Your instructions
Using the material below, copy every line where "JSON" appears.

Records from a collection of figures:
START
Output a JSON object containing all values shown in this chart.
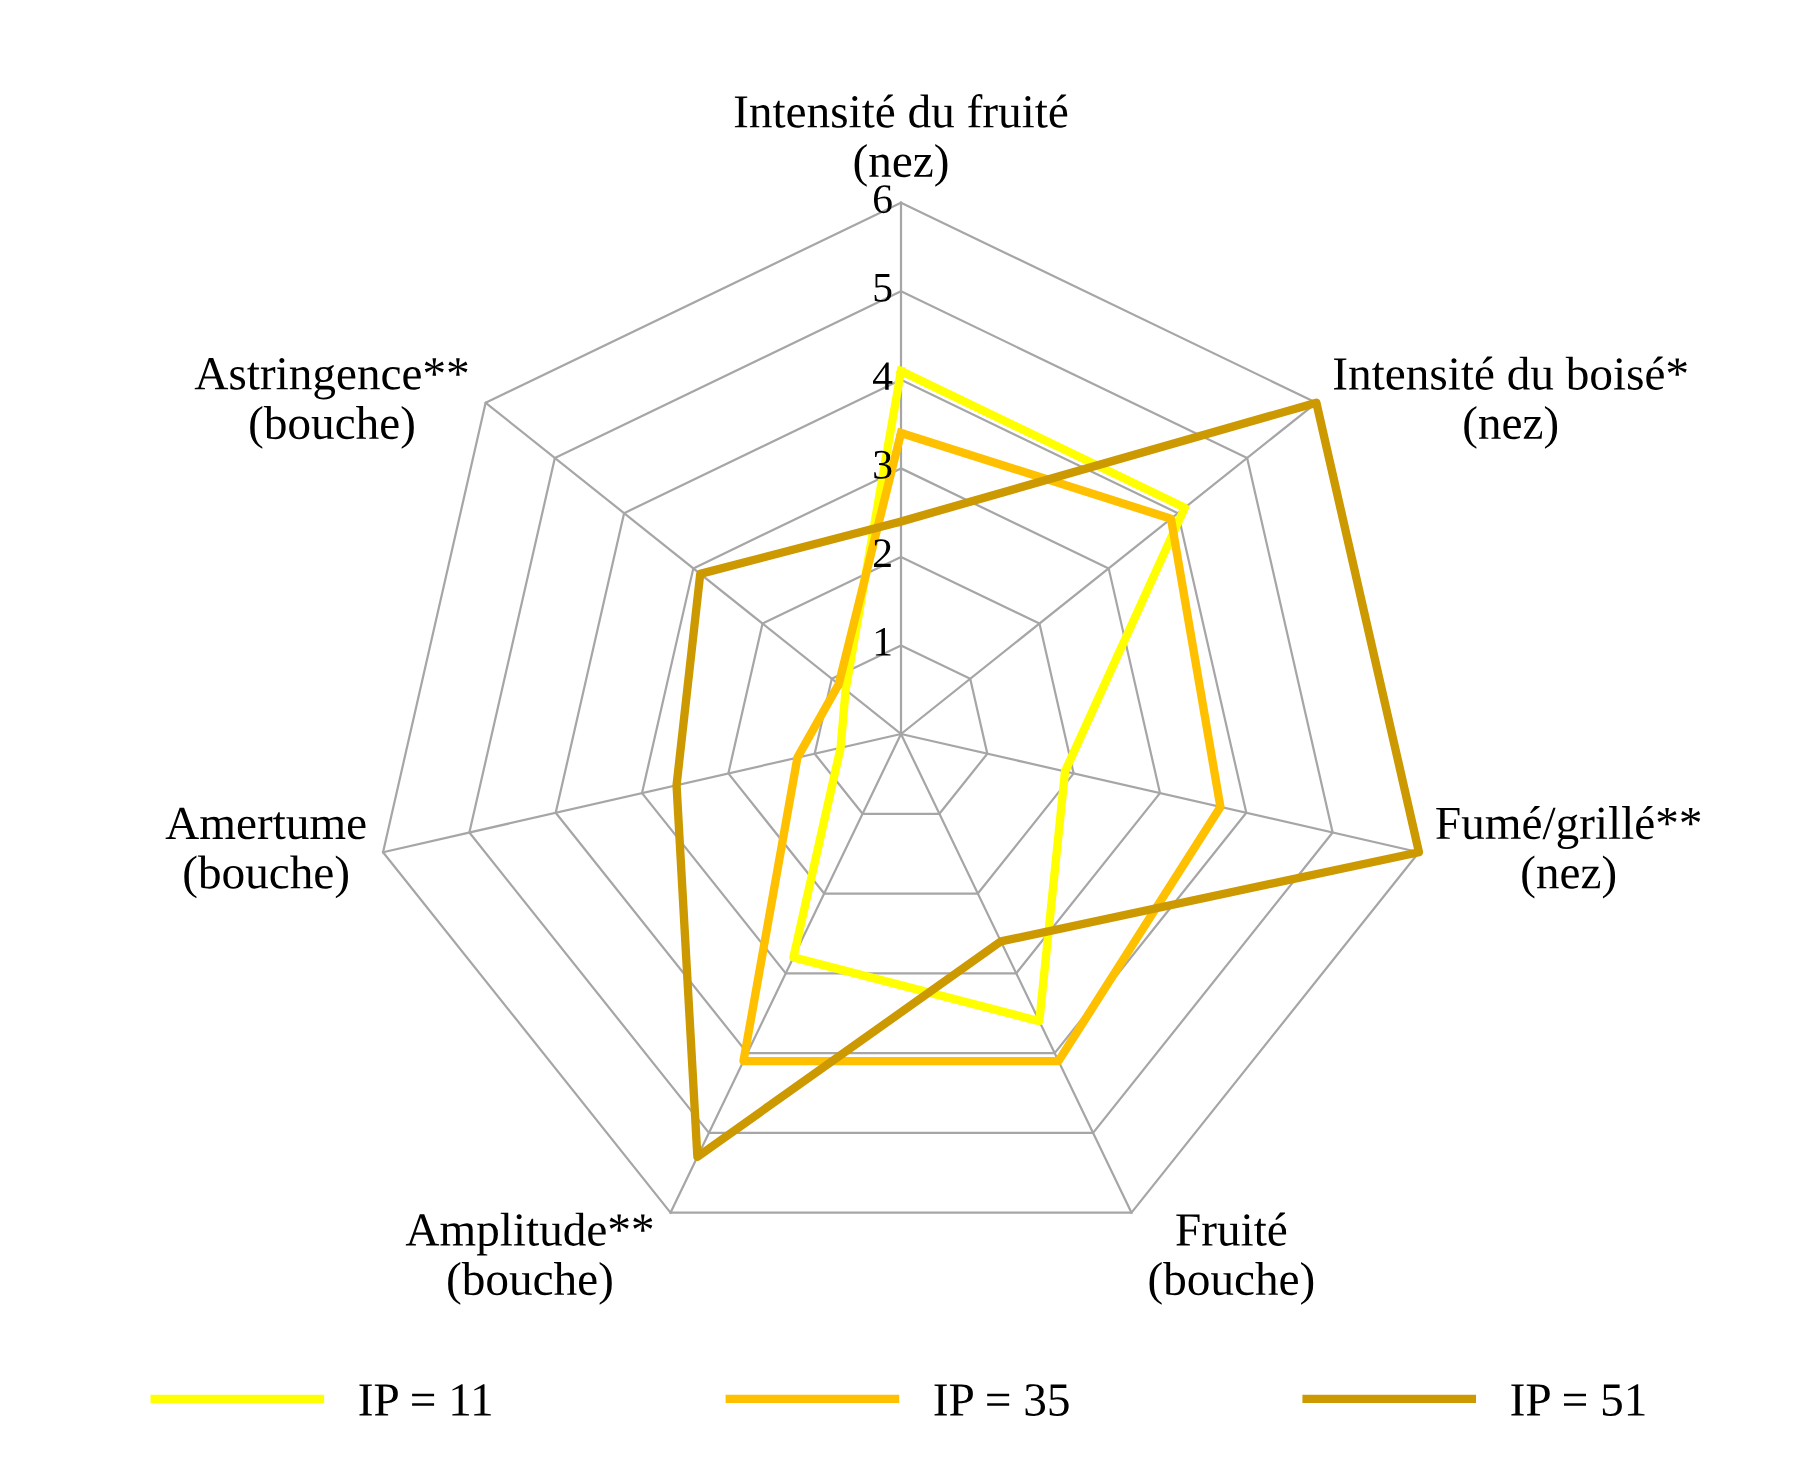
{
  "chart_data": {
    "type": "radar",
    "categories": [
      "Intensité du fruité\n(nez)",
      "Intensité du boisé*\n(nez)",
      "Fumé/grillé**\n(nez)",
      "Fruité\n(bouche)",
      "Amplitude**\n(bouche)",
      "Amertume\n(bouche)",
      "Astringence**\n(bouche)"
    ],
    "ylim": [
      0,
      6
    ],
    "yticks": [
      1,
      2,
      3,
      4,
      5,
      6
    ],
    "legend": "bottom",
    "grid": true,
    "series": [
      {
        "name": "IP = 11",
        "color": "#ffff00",
        "values": [
          4.1,
          4.1,
          1.9,
          3.6,
          2.8,
          0.7,
          0.8
        ]
      },
      {
        "name": "IP = 35",
        "color": "#ffc000",
        "values": [
          3.4,
          3.9,
          3.7,
          4.1,
          4.1,
          1.2,
          0.9
        ]
      },
      {
        "name": "IP = 51",
        "color": "#cc9900",
        "values": [
          2.4,
          6.0,
          6.0,
          2.6,
          5.3,
          2.6,
          2.9
        ]
      }
    ]
  }
}
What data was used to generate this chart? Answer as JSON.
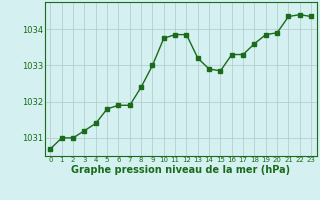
{
  "x": [
    0,
    1,
    2,
    3,
    4,
    5,
    6,
    7,
    8,
    9,
    10,
    11,
    12,
    13,
    14,
    15,
    16,
    17,
    18,
    19,
    20,
    21,
    22,
    23
  ],
  "y": [
    1030.7,
    1031.0,
    1031.0,
    1031.2,
    1031.4,
    1031.8,
    1031.9,
    1031.9,
    1032.4,
    1033.0,
    1033.75,
    1033.85,
    1033.85,
    1033.2,
    1032.9,
    1032.85,
    1033.3,
    1033.3,
    1033.6,
    1033.85,
    1033.9,
    1034.35,
    1034.4,
    1034.35
  ],
  "line_color": "#1a6b1a",
  "marker": "s",
  "marker_size": 2.5,
  "bg_color": "#d4f0f0",
  "grid_color": "#b0c8c8",
  "xlabel": "Graphe pression niveau de la mer (hPa)",
  "xlabel_color": "#1a6b1a",
  "tick_color": "#1a6b1a",
  "ylim": [
    1030.5,
    1034.75
  ],
  "yticks": [
    1031,
    1032,
    1033,
    1034
  ],
  "xticks": [
    0,
    1,
    2,
    3,
    4,
    5,
    6,
    7,
    8,
    9,
    10,
    11,
    12,
    13,
    14,
    15,
    16,
    17,
    18,
    19,
    20,
    21,
    22,
    23
  ],
  "border_color": "#1a6b1a",
  "figsize": [
    3.2,
    2.0
  ],
  "dpi": 100
}
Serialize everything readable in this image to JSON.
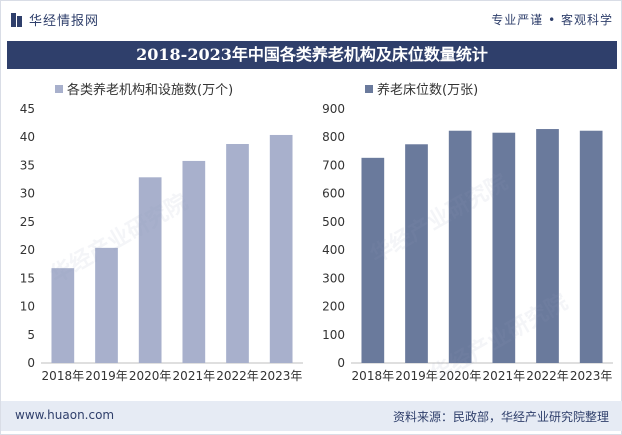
{
  "header": {
    "logo_text": "华经情报网",
    "tagline": "专业严谨 • 客观科学"
  },
  "title": "2018-2023年中国各类养老机构及床位数量统计",
  "footer": {
    "url": "www.huaon.com",
    "source": "资料来源：民政部，华经产业研究院整理"
  },
  "watermark": "华经产业研究院",
  "colors": {
    "brand": "#2f3f6b",
    "left_bar": "#a8b0cc",
    "right_bar": "#6a7a9c"
  },
  "chart_data": [
    {
      "type": "bar",
      "categories": [
        "2018年",
        "2019年",
        "2020年",
        "2021年",
        "2022年",
        "2023年"
      ],
      "series": [
        {
          "name": "各类养老机构和设施数(万个)",
          "values": [
            16.8,
            20.4,
            32.9,
            35.8,
            38.8,
            40.4
          ]
        }
      ],
      "ylim": [
        0,
        45
      ],
      "yticks": [
        0,
        5,
        10,
        15,
        20,
        25,
        30,
        35,
        40,
        45
      ],
      "legend": "top-left",
      "grid": false
    },
    {
      "type": "bar",
      "categories": [
        "2018年",
        "2019年",
        "2020年",
        "2021年",
        "2022年",
        "2023年"
      ],
      "series": [
        {
          "name": "养老床位数(万张)",
          "values": [
            727,
            775,
            823,
            816,
            829,
            823
          ]
        }
      ],
      "ylim": [
        0,
        900
      ],
      "yticks": [
        0,
        100,
        200,
        300,
        400,
        500,
        600,
        700,
        800,
        900
      ],
      "legend": "top-left",
      "grid": false
    }
  ]
}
END
Solution to this exercise
Output a JSON object containing all values shown in this chart.
What data was used to generate this chart? Answer as JSON.
Serialize everything readable in this image to JSON.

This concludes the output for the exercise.